» **PROBLEM TO SOLVE**:
Read the material below and count the lines holding the string "More". Give that count with nothing added.

» **EXERCISE INPUT**:
===
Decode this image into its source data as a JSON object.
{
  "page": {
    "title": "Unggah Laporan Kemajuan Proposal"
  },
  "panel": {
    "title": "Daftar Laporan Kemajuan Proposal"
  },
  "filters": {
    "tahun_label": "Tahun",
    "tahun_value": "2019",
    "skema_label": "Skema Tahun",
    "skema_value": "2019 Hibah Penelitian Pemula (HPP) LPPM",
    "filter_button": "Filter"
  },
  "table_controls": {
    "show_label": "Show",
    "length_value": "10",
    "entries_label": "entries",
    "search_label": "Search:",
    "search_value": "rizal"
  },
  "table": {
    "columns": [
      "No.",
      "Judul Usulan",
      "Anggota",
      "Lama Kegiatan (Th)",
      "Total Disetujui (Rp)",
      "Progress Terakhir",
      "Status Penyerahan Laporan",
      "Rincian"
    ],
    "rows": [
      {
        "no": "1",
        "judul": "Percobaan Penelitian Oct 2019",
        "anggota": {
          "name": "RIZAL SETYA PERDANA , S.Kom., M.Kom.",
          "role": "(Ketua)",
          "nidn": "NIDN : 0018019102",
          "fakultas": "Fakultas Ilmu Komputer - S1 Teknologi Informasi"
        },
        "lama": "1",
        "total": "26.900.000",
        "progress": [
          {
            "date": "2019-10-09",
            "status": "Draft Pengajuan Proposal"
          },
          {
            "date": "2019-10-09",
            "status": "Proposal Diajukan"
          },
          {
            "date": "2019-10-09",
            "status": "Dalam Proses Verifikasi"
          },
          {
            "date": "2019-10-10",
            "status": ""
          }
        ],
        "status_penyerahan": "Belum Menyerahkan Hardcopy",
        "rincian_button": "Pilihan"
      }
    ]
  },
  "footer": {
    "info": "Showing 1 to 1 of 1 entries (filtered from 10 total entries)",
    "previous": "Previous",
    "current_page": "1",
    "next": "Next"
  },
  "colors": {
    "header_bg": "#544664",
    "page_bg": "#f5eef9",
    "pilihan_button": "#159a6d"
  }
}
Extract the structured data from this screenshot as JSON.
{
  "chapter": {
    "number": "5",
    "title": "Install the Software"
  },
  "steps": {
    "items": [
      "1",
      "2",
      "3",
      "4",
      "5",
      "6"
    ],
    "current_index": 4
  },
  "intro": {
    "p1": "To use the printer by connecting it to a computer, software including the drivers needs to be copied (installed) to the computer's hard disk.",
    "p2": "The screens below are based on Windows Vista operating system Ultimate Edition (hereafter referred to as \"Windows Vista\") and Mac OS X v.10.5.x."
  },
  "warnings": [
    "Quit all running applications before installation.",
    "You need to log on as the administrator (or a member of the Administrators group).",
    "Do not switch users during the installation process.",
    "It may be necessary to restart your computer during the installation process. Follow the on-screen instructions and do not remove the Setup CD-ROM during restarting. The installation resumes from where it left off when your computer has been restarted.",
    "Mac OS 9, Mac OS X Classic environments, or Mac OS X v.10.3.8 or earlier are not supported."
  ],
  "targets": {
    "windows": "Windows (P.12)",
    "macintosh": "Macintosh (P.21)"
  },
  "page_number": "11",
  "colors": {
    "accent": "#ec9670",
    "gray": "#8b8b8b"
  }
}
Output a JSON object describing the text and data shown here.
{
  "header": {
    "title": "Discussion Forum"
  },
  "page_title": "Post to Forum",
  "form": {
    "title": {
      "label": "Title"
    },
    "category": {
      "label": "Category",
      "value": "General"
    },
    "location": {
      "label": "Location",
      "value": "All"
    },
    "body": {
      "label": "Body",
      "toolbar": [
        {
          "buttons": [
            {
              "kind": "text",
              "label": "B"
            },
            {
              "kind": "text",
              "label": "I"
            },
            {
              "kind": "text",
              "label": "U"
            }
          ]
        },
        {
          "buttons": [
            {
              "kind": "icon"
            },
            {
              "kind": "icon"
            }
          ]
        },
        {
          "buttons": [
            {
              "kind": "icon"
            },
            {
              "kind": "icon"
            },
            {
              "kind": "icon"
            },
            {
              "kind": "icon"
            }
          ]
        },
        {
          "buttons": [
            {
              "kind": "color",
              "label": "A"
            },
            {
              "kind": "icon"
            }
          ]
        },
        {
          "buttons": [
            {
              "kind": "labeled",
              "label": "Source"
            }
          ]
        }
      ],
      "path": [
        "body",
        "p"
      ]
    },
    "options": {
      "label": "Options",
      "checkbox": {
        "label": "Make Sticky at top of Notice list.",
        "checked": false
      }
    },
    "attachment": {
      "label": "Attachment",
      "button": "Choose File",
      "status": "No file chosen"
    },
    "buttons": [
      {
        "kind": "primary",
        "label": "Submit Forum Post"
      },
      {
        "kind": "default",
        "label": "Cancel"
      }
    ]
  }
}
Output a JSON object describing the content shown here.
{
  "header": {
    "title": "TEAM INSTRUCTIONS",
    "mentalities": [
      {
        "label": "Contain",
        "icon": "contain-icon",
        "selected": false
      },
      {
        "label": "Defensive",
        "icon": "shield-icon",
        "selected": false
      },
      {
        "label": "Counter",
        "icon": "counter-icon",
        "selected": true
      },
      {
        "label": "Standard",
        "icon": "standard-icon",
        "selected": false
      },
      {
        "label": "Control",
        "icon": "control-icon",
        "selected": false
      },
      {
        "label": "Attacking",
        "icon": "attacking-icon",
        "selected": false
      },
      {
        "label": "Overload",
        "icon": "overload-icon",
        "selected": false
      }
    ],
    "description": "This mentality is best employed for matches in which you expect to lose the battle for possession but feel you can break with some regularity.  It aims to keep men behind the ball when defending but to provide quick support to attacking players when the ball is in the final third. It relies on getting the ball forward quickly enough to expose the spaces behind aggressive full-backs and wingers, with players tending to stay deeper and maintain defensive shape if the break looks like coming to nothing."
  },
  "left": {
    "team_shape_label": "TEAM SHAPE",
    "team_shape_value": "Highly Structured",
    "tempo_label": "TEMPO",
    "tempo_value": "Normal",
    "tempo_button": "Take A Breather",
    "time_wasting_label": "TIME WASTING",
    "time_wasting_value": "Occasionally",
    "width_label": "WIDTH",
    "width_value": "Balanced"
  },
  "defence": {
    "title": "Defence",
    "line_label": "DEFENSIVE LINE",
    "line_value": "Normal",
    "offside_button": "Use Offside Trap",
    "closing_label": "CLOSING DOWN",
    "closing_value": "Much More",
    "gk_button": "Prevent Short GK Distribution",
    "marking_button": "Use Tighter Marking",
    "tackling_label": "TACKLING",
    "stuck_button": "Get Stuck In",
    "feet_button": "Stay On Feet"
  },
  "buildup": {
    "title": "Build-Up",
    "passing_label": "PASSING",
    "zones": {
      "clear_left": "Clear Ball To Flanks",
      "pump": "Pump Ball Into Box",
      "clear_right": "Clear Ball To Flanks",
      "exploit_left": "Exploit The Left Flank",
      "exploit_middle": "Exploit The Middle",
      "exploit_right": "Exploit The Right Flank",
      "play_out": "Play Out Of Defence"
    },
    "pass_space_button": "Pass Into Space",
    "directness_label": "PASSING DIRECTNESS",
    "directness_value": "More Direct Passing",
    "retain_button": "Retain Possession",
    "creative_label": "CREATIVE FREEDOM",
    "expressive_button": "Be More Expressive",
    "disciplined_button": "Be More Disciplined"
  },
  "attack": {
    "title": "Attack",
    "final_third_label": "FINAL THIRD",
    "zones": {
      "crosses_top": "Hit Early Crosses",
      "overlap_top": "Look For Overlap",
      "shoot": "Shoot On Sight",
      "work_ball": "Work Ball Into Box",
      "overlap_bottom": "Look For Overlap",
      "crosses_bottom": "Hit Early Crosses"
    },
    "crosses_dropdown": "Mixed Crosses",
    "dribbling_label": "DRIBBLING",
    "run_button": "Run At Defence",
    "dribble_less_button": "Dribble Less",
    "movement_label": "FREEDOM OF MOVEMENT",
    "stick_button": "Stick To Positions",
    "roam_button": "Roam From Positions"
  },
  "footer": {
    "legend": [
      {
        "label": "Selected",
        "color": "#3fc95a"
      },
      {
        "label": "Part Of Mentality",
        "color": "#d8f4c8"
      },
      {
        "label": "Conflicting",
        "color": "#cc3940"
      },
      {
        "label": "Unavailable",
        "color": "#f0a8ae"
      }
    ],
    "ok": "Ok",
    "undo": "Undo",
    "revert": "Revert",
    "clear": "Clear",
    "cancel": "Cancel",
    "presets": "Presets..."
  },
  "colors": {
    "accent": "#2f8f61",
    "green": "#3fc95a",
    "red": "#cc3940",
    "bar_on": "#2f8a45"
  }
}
===
» **SOLUTION FOR THIS TASK**:
4